Short exercise
Return the listing below in full, with every line exactly as it is.

[Stored entries]
## start
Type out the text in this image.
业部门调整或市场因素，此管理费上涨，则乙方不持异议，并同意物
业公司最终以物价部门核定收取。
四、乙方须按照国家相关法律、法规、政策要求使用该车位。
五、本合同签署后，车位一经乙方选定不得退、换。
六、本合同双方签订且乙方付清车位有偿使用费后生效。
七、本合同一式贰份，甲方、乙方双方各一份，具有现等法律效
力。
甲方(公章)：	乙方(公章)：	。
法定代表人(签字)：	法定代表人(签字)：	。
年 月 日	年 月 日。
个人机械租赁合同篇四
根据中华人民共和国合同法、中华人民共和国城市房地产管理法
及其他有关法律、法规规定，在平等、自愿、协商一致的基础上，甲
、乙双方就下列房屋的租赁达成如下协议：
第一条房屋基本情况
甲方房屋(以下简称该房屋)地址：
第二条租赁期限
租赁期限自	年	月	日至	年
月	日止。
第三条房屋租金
## end
In response
Type out the text in this image.
业部门调整或市场因素，此管理费上涨，则乙方不持异议，并同意物
业公司最终以物价部门核定收取。
四、乙方须按照国家相关法律、法规、政策要求使用该车位。
五、本合同签署后，车位一经乙方选定不得退、换。
六、本合同双方签订且乙方付清车位有偿使用费后生效。
七、本合同一式贰份，甲方、乙方双方各一份，具有现等法律效
力。
甲方(公章)：	乙方(公章)：	。
法定代表人(签字)：	法定代表人(签字)：	。
年 月 日	年 月 日。
个人机械租赁合同篇四
根据中华人民共和国合同法、中华人民共和国城市房地产管理法
及其他有关法律、法规规定，在平等、自愿、协商一致的基础上，甲
、乙双方就下列房屋的租赁达成如下协议：
第一条房屋基本情况
甲方房屋(以下简称该房屋)地址：
第二条租赁期限
租赁期限自	年	月	日至	年
月	日止。
第三条房屋租金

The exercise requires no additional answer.